◆ **Records for this exercise**:

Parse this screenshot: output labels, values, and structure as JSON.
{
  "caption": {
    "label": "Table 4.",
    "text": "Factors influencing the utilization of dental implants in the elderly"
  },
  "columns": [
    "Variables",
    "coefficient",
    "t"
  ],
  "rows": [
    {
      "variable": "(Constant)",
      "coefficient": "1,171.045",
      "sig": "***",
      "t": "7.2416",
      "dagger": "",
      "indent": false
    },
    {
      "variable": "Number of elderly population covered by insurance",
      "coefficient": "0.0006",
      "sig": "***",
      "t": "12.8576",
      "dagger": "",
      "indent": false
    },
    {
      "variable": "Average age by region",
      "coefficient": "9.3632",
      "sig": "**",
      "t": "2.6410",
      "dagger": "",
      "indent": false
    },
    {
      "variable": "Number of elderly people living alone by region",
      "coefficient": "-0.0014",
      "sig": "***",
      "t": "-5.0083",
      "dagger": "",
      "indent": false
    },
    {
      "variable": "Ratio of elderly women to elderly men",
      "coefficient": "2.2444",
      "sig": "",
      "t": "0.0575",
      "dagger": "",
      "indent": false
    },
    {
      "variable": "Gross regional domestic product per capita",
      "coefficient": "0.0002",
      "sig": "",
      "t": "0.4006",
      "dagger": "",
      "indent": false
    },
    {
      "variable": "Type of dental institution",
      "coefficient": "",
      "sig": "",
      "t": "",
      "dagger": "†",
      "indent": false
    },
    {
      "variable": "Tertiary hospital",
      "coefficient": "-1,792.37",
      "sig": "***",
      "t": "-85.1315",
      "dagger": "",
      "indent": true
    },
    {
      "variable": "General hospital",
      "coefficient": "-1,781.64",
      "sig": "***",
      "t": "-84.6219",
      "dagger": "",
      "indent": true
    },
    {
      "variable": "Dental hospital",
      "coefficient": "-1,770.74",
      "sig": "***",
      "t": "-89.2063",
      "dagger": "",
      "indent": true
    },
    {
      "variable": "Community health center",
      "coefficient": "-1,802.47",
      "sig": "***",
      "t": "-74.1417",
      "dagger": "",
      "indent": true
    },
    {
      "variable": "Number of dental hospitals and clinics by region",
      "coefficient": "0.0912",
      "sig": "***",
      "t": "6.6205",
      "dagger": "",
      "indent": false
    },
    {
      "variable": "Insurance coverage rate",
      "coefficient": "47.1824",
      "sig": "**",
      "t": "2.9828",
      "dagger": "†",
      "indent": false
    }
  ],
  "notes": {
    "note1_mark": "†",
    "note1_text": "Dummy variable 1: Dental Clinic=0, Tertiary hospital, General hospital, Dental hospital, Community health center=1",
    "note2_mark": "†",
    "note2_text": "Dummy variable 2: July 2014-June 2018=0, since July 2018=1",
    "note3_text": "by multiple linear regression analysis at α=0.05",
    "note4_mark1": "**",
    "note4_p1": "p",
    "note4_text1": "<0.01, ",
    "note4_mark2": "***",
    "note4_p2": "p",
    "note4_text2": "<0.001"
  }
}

◆ **Short problem**: Word for word, write out the data.

◆ **Full output**:
Parse this screenshot: output labels, values, and structure as JSON.
{
  "caption": {
    "label": "Table 4.",
    "text": "Factors influencing the utilization of dental implants in the elderly"
  },
  "columns": [
    "Variables",
    "coefficient",
    "t"
  ],
  "rows": [
    {
      "variable": "(Constant)",
      "coefficient": "1,171.045",
      "sig": "***",
      "t": "7.2416",
      "dagger": "",
      "indent": false
    },
    {
      "variable": "Number of elderly population covered by insurance",
      "coefficient": "0.0006",
      "sig": "***",
      "t": "12.8576",
      "dagger": "",
      "indent": false
    },
    {
      "variable": "Average age by region",
      "coefficient": "9.3632",
      "sig": "**",
      "t": "2.6410",
      "dagger": "",
      "indent": false
    },
    {
      "variable": "Number of elderly people living alone by region",
      "coefficient": "-0.0014",
      "sig": "***",
      "t": "-5.0083",
      "dagger": "",
      "indent": false
    },
    {
      "variable": "Ratio of elderly women to elderly men",
      "coefficient": "2.2444",
      "sig": "",
      "t": "0.0575",
      "dagger": "",
      "indent": false
    },
    {
      "variable": "Gross regional domestic product per capita",
      "coefficient": "0.0002",
      "sig": "",
      "t": "0.4006",
      "dagger": "",
      "indent": false
    },
    {
      "variable": "Type of dental institution",
      "coefficient": "",
      "sig": "",
      "t": "",
      "dagger": "†",
      "indent": false
    },
    {
      "variable": "Tertiary hospital",
      "coefficient": "-1,792.37",
      "sig": "***",
      "t": "-85.1315",
      "dagger": "",
      "indent": true
    },
    {
      "variable": "General hospital",
      "coefficient": "-1,781.64",
      "sig": "***",
      "t": "-84.6219",
      "dagger": "",
      "indent": true
    },
    {
      "variable": "Dental hospital",
      "coefficient": "-1,770.74",
      "sig": "***",
      "t": "-89.2063",
      "dagger": "",
      "indent": true
    },
    {
      "variable": "Community health center",
      "coefficient": "-1,802.47",
      "sig": "***",
      "t": "-74.1417",
      "dagger": "",
      "indent": true
    },
    {
      "variable": "Number of dental hospitals and clinics by region",
      "coefficient": "0.0912",
      "sig": "***",
      "t": "6.6205",
      "dagger": "",
      "indent": false
    },
    {
      "variable": "Insurance coverage rate",
      "coefficient": "47.1824",
      "sig": "**",
      "t": "2.9828",
      "dagger": "†",
      "indent": false
    }
  ],
  "notes": {
    "note1_mark": "†",
    "note1_text": "Dummy variable 1: Dental Clinic=0, Tertiary hospital, General hospital, Dental hospital, Community health center=1",
    "note2_mark": "†",
    "note2_text": "Dummy variable 2: July 2014-June 2018=0, since July 2018=1",
    "note3_text": "by multiple linear regression analysis at α=0.05",
    "note4_mark1": "**",
    "note4_p1": "p",
    "note4_text1": "<0.01, ",
    "note4_mark2": "***",
    "note4_p2": "p",
    "note4_text2": "<0.001"
  }
}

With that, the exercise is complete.